- **What the task requires**
Below are some records. Say how many of their lines include the string "text", giving only the number.

- **Input data**

=====

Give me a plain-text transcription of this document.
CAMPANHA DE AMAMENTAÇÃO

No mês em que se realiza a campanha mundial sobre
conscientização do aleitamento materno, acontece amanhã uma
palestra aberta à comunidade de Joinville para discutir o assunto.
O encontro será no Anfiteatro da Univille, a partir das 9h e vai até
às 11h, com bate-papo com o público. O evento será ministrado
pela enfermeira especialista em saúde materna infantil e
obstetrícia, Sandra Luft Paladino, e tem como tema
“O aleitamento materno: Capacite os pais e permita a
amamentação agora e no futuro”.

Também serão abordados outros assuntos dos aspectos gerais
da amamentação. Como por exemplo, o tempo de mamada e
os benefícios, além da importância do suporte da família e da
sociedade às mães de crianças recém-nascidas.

=====

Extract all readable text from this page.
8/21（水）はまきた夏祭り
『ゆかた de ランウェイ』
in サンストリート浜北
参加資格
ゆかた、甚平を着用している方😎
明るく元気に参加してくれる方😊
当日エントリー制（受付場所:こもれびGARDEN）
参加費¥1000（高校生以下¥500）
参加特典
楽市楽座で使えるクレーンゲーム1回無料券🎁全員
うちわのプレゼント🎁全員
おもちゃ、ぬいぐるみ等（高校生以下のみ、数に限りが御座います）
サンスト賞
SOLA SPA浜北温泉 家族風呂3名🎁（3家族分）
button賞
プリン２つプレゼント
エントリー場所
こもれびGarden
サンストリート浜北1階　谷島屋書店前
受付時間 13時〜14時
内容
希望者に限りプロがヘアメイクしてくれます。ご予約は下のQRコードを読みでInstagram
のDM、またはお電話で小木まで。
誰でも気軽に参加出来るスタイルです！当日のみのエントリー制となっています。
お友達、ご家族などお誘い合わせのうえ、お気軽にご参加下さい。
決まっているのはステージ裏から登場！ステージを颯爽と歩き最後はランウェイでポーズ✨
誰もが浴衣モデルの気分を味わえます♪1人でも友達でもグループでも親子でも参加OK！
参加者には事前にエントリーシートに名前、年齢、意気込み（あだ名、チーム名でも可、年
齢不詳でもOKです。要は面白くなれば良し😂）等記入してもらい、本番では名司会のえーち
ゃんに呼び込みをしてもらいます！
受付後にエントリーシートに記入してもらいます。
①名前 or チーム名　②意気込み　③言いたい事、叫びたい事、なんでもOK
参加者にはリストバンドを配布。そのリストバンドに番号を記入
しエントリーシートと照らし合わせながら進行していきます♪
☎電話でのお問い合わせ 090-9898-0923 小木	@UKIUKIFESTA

=====

- **Written answer**
2